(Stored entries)
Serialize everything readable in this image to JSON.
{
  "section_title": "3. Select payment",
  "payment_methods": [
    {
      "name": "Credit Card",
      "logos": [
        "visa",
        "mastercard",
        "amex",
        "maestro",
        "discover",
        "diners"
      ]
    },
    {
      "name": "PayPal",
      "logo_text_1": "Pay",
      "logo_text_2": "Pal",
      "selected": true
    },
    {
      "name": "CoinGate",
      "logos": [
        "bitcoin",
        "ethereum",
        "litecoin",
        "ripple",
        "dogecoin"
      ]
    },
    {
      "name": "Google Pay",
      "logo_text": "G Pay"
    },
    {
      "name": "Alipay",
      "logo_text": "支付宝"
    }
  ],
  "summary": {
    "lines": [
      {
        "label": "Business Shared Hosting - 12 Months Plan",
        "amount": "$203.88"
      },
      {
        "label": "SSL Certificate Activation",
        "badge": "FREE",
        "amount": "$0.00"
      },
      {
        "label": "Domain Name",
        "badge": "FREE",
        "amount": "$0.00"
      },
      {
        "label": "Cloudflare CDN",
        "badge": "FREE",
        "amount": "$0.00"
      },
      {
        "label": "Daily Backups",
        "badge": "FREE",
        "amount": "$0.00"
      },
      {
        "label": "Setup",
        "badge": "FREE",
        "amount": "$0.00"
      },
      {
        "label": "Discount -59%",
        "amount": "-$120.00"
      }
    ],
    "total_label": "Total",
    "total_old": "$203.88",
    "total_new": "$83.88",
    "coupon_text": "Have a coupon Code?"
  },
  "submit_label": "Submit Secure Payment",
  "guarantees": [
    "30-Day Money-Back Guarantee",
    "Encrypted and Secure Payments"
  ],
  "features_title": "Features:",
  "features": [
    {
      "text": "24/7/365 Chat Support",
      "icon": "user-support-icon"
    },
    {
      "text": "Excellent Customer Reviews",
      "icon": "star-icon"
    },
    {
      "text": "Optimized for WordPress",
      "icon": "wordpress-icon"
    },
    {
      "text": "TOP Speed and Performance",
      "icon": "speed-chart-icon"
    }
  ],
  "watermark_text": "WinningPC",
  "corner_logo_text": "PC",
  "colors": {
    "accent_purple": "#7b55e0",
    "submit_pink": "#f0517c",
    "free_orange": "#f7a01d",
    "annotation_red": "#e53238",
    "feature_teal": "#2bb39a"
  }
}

Task to complete:
Copy the records above exactly.

Solution for this exercise:
Serialize everything readable in this image to JSON.
{
  "section_title": "3. Select payment",
  "payment_methods": [
    {
      "name": "Credit Card",
      "logos": [
        "visa",
        "mastercard",
        "amex",
        "maestro",
        "discover",
        "diners"
      ]
    },
    {
      "name": "PayPal",
      "logo_text_1": "Pay",
      "logo_text_2": "Pal",
      "selected": true
    },
    {
      "name": "CoinGate",
      "logos": [
        "bitcoin",
        "ethereum",
        "litecoin",
        "ripple",
        "dogecoin"
      ]
    },
    {
      "name": "Google Pay",
      "logo_text": "G Pay"
    },
    {
      "name": "Alipay",
      "logo_text": "支付宝"
    }
  ],
  "summary": {
    "lines": [
      {
        "label": "Business Shared Hosting - 12 Months Plan",
        "amount": "$203.88"
      },
      {
        "label": "SSL Certificate Activation",
        "badge": "FREE",
        "amount": "$0.00"
      },
      {
        "label": "Domain Name",
        "badge": "FREE",
        "amount": "$0.00"
      },
      {
        "label": "Cloudflare CDN",
        "badge": "FREE",
        "amount": "$0.00"
      },
      {
        "label": "Daily Backups",
        "badge": "FREE",
        "amount": "$0.00"
      },
      {
        "label": "Setup",
        "badge": "FREE",
        "amount": "$0.00"
      },
      {
        "label": "Discount -59%",
        "amount": "-$120.00"
      }
    ],
    "total_label": "Total",
    "total_old": "$203.88",
    "total_new": "$83.88",
    "coupon_text": "Have a coupon Code?"
  },
  "submit_label": "Submit Secure Payment",
  "guarantees": [
    "30-Day Money-Back Guarantee",
    "Encrypted and Secure Payments"
  ],
  "features_title": "Features:",
  "features": [
    {
      "text": "24/7/365 Chat Support",
      "icon": "user-support-icon"
    },
    {
      "text": "Excellent Customer Reviews",
      "icon": "star-icon"
    },
    {
      "text": "Optimized for WordPress",
      "icon": "wordpress-icon"
    },
    {
      "text": "TOP Speed and Performance",
      "icon": "speed-chart-icon"
    }
  ],
  "watermark_text": "WinningPC",
  "corner_logo_text": "PC",
  "colors": {
    "accent_purple": "#7b55e0",
    "submit_pink": "#f0517c",
    "free_orange": "#f7a01d",
    "annotation_red": "#e53238",
    "feature_teal": "#2bb39a"
  }
}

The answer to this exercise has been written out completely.